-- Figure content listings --
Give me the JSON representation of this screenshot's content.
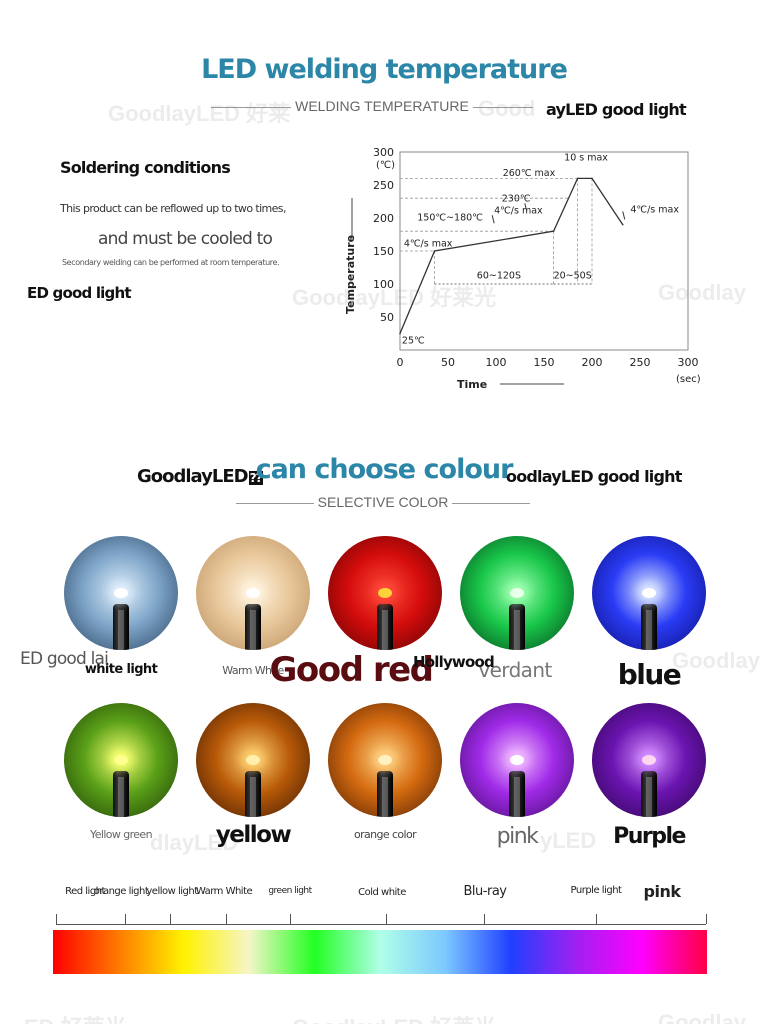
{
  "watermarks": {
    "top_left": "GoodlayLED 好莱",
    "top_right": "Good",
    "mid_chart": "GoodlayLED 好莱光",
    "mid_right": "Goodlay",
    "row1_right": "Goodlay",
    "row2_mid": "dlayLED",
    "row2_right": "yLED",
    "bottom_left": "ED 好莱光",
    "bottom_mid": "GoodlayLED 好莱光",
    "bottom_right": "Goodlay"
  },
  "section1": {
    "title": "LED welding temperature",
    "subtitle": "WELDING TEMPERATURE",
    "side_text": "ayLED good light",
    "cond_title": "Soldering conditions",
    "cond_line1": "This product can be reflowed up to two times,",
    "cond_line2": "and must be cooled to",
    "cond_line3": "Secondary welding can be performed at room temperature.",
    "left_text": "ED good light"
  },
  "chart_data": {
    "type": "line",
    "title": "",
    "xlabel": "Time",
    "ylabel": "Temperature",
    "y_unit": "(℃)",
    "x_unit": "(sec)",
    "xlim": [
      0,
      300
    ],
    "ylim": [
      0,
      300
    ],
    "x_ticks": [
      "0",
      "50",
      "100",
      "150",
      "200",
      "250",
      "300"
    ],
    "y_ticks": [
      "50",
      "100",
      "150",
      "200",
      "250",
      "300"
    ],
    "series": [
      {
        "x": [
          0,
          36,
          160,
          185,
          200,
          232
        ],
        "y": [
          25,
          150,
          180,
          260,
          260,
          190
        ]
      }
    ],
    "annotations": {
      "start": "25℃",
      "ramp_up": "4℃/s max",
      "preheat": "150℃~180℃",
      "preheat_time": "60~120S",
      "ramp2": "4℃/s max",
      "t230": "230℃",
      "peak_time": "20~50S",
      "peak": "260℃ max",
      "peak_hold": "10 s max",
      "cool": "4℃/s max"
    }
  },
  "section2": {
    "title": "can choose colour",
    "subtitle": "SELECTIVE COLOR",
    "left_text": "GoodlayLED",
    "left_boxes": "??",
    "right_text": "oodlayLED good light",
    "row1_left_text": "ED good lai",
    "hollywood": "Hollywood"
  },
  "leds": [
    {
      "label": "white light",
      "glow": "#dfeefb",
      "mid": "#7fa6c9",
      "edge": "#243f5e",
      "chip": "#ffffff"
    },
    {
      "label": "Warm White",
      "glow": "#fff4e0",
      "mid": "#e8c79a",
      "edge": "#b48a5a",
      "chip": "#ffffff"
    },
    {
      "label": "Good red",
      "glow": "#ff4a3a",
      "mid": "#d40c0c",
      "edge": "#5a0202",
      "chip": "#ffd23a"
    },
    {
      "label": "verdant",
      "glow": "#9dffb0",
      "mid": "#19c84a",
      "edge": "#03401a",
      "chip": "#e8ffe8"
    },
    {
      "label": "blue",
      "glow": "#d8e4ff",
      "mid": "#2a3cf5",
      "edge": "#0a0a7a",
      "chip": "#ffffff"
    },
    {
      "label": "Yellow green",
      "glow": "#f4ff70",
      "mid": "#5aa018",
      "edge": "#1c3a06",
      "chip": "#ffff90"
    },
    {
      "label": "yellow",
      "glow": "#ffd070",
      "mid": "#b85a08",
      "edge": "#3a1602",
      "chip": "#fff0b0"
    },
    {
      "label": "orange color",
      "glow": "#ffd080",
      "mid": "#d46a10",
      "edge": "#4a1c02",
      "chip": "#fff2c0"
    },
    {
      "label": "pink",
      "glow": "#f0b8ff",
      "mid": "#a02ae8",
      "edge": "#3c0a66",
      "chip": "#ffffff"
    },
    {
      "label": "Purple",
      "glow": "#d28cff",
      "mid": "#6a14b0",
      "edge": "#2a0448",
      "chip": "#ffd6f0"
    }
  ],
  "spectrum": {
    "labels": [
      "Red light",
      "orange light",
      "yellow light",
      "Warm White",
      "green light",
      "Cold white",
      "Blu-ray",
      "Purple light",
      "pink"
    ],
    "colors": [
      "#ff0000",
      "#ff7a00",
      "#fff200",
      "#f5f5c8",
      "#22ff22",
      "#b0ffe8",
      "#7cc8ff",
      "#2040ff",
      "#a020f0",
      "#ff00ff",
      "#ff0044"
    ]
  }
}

-- Stated exercise --
Reproduce the entries above without change, omitting all pictures.

-- Full solution --
Give me the JSON representation of this screenshot's content.
{
  "watermarks": {
    "top_left": "GoodlayLED 好莱",
    "top_right": "Good",
    "mid_chart": "GoodlayLED 好莱光",
    "mid_right": "Goodlay",
    "row1_right": "Goodlay",
    "row2_mid": "dlayLED",
    "row2_right": "yLED",
    "bottom_left": "ED 好莱光",
    "bottom_mid": "GoodlayLED 好莱光",
    "bottom_right": "Goodlay"
  },
  "section1": {
    "title": "LED welding temperature",
    "subtitle": "WELDING TEMPERATURE",
    "side_text": "ayLED good light",
    "cond_title": "Soldering conditions",
    "cond_line1": "This product can be reflowed up to two times,",
    "cond_line2": "and must be cooled to",
    "cond_line3": "Secondary welding can be performed at room temperature.",
    "left_text": "ED good light"
  },
  "chart_data": {
    "type": "line",
    "title": "",
    "xlabel": "Time",
    "ylabel": "Temperature",
    "y_unit": "(℃)",
    "x_unit": "(sec)",
    "xlim": [
      0,
      300
    ],
    "ylim": [
      0,
      300
    ],
    "x_ticks": [
      "0",
      "50",
      "100",
      "150",
      "200",
      "250",
      "300"
    ],
    "y_ticks": [
      "50",
      "100",
      "150",
      "200",
      "250",
      "300"
    ],
    "series": [
      {
        "x": [
          0,
          36,
          160,
          185,
          200,
          232
        ],
        "y": [
          25,
          150,
          180,
          260,
          260,
          190
        ]
      }
    ],
    "annotations": {
      "start": "25℃",
      "ramp_up": "4℃/s max",
      "preheat": "150℃~180℃",
      "preheat_time": "60~120S",
      "ramp2": "4℃/s max",
      "t230": "230℃",
      "peak_time": "20~50S",
      "peak": "260℃ max",
      "peak_hold": "10 s max",
      "cool": "4℃/s max"
    }
  },
  "section2": {
    "title": "can choose colour",
    "subtitle": "SELECTIVE COLOR",
    "left_text": "GoodlayLED",
    "left_boxes": "??",
    "right_text": "oodlayLED good light",
    "row1_left_text": "ED good lai",
    "hollywood": "Hollywood"
  },
  "leds": [
    {
      "label": "white light",
      "glow": "#dfeefb",
      "mid": "#7fa6c9",
      "edge": "#243f5e",
      "chip": "#ffffff"
    },
    {
      "label": "Warm White",
      "glow": "#fff4e0",
      "mid": "#e8c79a",
      "edge": "#b48a5a",
      "chip": "#ffffff"
    },
    {
      "label": "Good red",
      "glow": "#ff4a3a",
      "mid": "#d40c0c",
      "edge": "#5a0202",
      "chip": "#ffd23a"
    },
    {
      "label": "verdant",
      "glow": "#9dffb0",
      "mid": "#19c84a",
      "edge": "#03401a",
      "chip": "#e8ffe8"
    },
    {
      "label": "blue",
      "glow": "#d8e4ff",
      "mid": "#2a3cf5",
      "edge": "#0a0a7a",
      "chip": "#ffffff"
    },
    {
      "label": "Yellow green",
      "glow": "#f4ff70",
      "mid": "#5aa018",
      "edge": "#1c3a06",
      "chip": "#ffff90"
    },
    {
      "label": "yellow",
      "glow": "#ffd070",
      "mid": "#b85a08",
      "edge": "#3a1602",
      "chip": "#fff0b0"
    },
    {
      "label": "orange color",
      "glow": "#ffd080",
      "mid": "#d46a10",
      "edge": "#4a1c02",
      "chip": "#fff2c0"
    },
    {
      "label": "pink",
      "glow": "#f0b8ff",
      "mid": "#a02ae8",
      "edge": "#3c0a66",
      "chip": "#ffffff"
    },
    {
      "label": "Purple",
      "glow": "#d28cff",
      "mid": "#6a14b0",
      "edge": "#2a0448",
      "chip": "#ffd6f0"
    }
  ],
  "spectrum": {
    "labels": [
      "Red light",
      "orange light",
      "yellow light",
      "Warm White",
      "green light",
      "Cold white",
      "Blu-ray",
      "Purple light",
      "pink"
    ],
    "colors": [
      "#ff0000",
      "#ff7a00",
      "#fff200",
      "#f5f5c8",
      "#22ff22",
      "#b0ffe8",
      "#7cc8ff",
      "#2040ff",
      "#a020f0",
      "#ff00ff",
      "#ff0044"
    ]
  }
}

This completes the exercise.